THE PROBLEM | Transcribe the material verbatim in full; the pictures do not belong in the copy.

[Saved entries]
+ + + + + + +

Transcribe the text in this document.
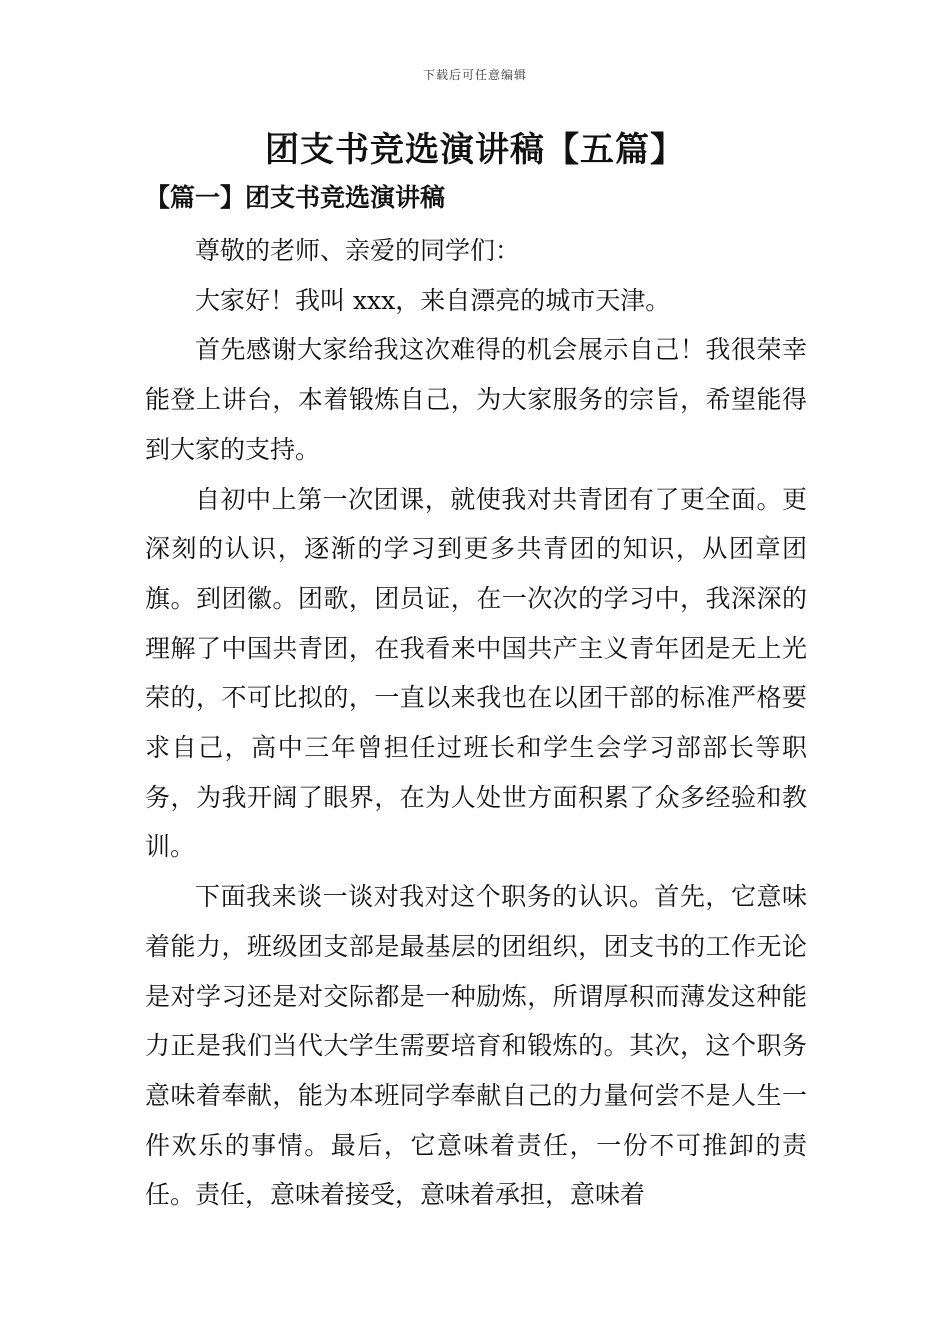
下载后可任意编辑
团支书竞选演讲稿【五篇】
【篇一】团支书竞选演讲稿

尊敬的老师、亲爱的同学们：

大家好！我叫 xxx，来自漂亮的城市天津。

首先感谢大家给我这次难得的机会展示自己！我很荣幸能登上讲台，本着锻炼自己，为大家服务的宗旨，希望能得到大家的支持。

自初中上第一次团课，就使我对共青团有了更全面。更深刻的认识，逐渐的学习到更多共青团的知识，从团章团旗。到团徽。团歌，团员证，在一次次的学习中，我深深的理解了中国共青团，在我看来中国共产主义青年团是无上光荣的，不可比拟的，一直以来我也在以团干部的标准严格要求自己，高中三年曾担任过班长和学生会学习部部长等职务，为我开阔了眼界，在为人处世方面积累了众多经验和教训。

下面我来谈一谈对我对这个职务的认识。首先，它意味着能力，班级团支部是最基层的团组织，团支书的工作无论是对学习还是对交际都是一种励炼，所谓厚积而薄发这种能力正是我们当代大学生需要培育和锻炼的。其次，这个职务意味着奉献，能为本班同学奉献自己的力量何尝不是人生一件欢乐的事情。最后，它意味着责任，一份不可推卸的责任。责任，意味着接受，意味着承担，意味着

+ + + + + + +

FINISHED EXERCISE |
Transcribe the text in this document.
下载后可任意编辑
团支书竞选演讲稿【五篇】
【篇一】团支书竞选演讲稿

尊敬的老师、亲爱的同学们：

大家好！我叫 xxx，来自漂亮的城市天津。

首先感谢大家给我这次难得的机会展示自己！我很荣幸能登上讲台，本着锻炼自己，为大家服务的宗旨，希望能得到大家的支持。

自初中上第一次团课，就使我对共青团有了更全面。更深刻的认识，逐渐的学习到更多共青团的知识，从团章团旗。到团徽。团歌，团员证，在一次次的学习中，我深深的理解了中国共青团，在我看来中国共产主义青年团是无上光荣的，不可比拟的，一直以来我也在以团干部的标准严格要求自己，高中三年曾担任过班长和学生会学习部部长等职务，为我开阔了眼界，在为人处世方面积累了众多经验和教训。

下面我来谈一谈对我对这个职务的认识。首先，它意味着能力，班级团支部是最基层的团组织，团支书的工作无论是对学习还是对交际都是一种励炼，所谓厚积而薄发这种能力正是我们当代大学生需要培育和锻炼的。其次，这个职务意味着奉献，能为本班同学奉献自己的力量何尝不是人生一件欢乐的事情。最后，它意味着责任，一份不可推卸的责任。责任，意味着接受，意味着承担，意味着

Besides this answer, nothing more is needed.